# Material for the task:
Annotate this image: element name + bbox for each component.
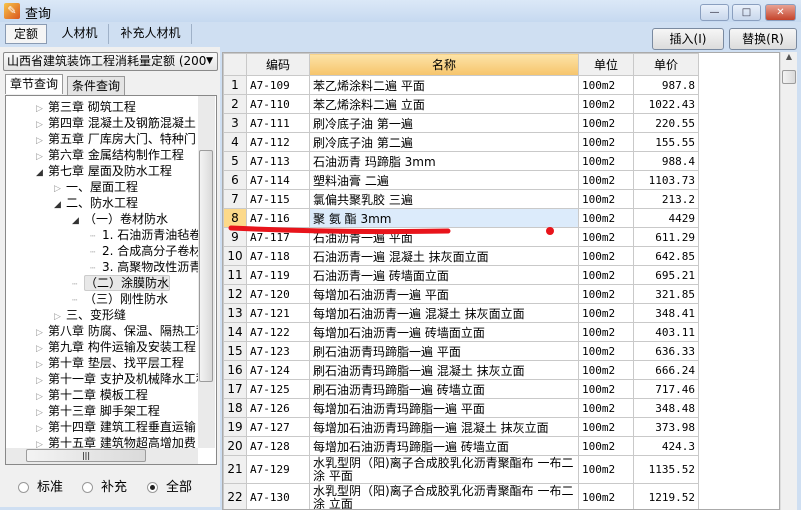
- red-underline-mark: [228, 225, 451, 235]
- red-annotation: [228, 225, 554, 235]
- red-dot-mark: [546, 227, 554, 235]
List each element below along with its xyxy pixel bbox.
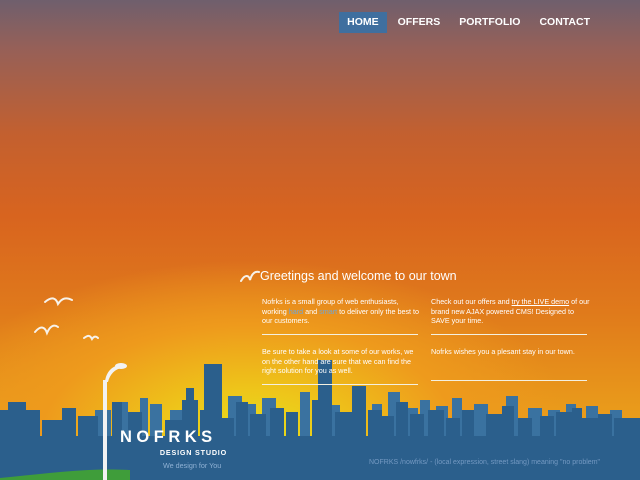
intro-text: Nofrks is a small group of web enthusias… <box>262 297 422 326</box>
intro-block: Nofrks is a small group of web enthusias… <box>262 297 422 335</box>
divider <box>262 333 418 335</box>
intro-highlight-word: hard <box>288 306 304 316</box>
footer-note: NOFRKS /nowfrks/ - (local expression, st… <box>369 459 601 466</box>
studio-logo[interactable]: NOFRKS DESIGN STUDIO <box>120 428 227 457</box>
portfolio-block: Be sure to take a look at some of our wo… <box>262 347 422 385</box>
logo-tagline: We design for You <box>163 461 222 470</box>
greeting-heading: Greetings and welcome to our town <box>260 269 457 283</box>
seagull-icon <box>240 270 260 282</box>
divider <box>431 333 587 335</box>
seagull-icon <box>34 297 99 341</box>
nav-contact-link[interactable]: CONTACT <box>531 12 598 33</box>
live-demo-link[interactable]: try the LIVE demo <box>512 297 570 306</box>
logo-name: NOFRKS <box>120 428 217 446</box>
intro-highlight-word: smart <box>319 306 338 316</box>
wish-block: Nofrks wishes you a plesant stay in our … <box>431 347 591 381</box>
offers-text-part: Check out our offers and <box>431 297 510 306</box>
nav-home-link[interactable]: HOME <box>339 12 387 33</box>
wish-text: Nofrks wishes you a plesant stay in our … <box>431 347 575 356</box>
greeting-heading-wrap: Greetings and welcome to our town <box>240 268 457 284</box>
nav-portfolio-link[interactable]: PORTFOLIO <box>451 12 528 33</box>
divider <box>431 379 587 381</box>
portfolio-text: Be sure to take a look at some of our wo… <box>262 347 414 376</box>
intro-text-part: and <box>305 306 318 316</box>
city-skyline-illustration <box>0 297 640 480</box>
nav-offers-link[interactable]: OFFERS <box>390 12 449 33</box>
offers-block: Check out our offers and try the LIVE de… <box>431 297 591 335</box>
main-navigation: HOME OFFERS PORTFOLIO CONTACT <box>336 12 598 33</box>
offers-text: Check out our offers and try the LIVE de… <box>431 297 591 326</box>
divider <box>262 383 418 385</box>
logo-subtitle: DESIGN STUDIO <box>159 448 227 457</box>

# Your objective:
Copy the records above word for word, with the pictures omitted.

# Solution:
Annotate this image: element name + bbox for each component.
- red-underline-mark: [228, 225, 451, 235]
- red-annotation: [228, 225, 554, 235]
- red-dot-mark: [546, 227, 554, 235]
List each element below along with its xyxy pixel bbox.
intro-text: Nofrks is a small group of web enthusias… <box>262 297 422 326</box>
intro-block: Nofrks is a small group of web enthusias… <box>262 297 422 335</box>
divider <box>262 333 418 335</box>
intro-highlight-word: hard <box>288 306 304 316</box>
footer-note: NOFRKS /nowfrks/ - (local expression, st… <box>369 459 601 466</box>
studio-logo[interactable]: NOFRKS DESIGN STUDIO <box>120 428 227 457</box>
portfolio-block: Be sure to take a look at some of our wo… <box>262 347 422 385</box>
logo-tagline: We design for You <box>163 461 222 470</box>
greeting-heading: Greetings and welcome to our town <box>260 269 457 283</box>
seagull-icon <box>240 270 260 282</box>
divider <box>431 333 587 335</box>
seagull-icon <box>34 297 99 341</box>
nav-contact-link[interactable]: CONTACT <box>531 12 598 33</box>
live-demo-link[interactable]: try the LIVE demo <box>512 297 570 306</box>
logo-name: NOFRKS <box>120 428 217 446</box>
intro-highlight-word: smart <box>319 306 338 316</box>
wish-block: Nofrks wishes you a plesant stay in our … <box>431 347 591 381</box>
offers-text-part: Check out our offers and <box>431 297 510 306</box>
nav-home-link[interactable]: HOME <box>339 12 387 33</box>
wish-text: Nofrks wishes you a plesant stay in our … <box>431 347 575 356</box>
greeting-heading-wrap: Greetings and welcome to our town <box>240 268 457 284</box>
nav-portfolio-link[interactable]: PORTFOLIO <box>451 12 528 33</box>
divider <box>431 379 587 381</box>
portfolio-text: Be sure to take a look at some of our wo… <box>262 347 414 376</box>
intro-text-part: and <box>305 306 318 316</box>
city-skyline-illustration <box>0 297 640 480</box>
nav-offers-link[interactable]: OFFERS <box>390 12 449 33</box>
offers-block: Check out our offers and try the LIVE de… <box>431 297 591 335</box>
main-navigation: HOME OFFERS PORTFOLIO CONTACT <box>336 12 598 33</box>
offers-text: Check out our offers and try the LIVE de… <box>431 297 591 326</box>
divider <box>262 383 418 385</box>
logo-subtitle: DESIGN STUDIO <box>159 448 227 457</box>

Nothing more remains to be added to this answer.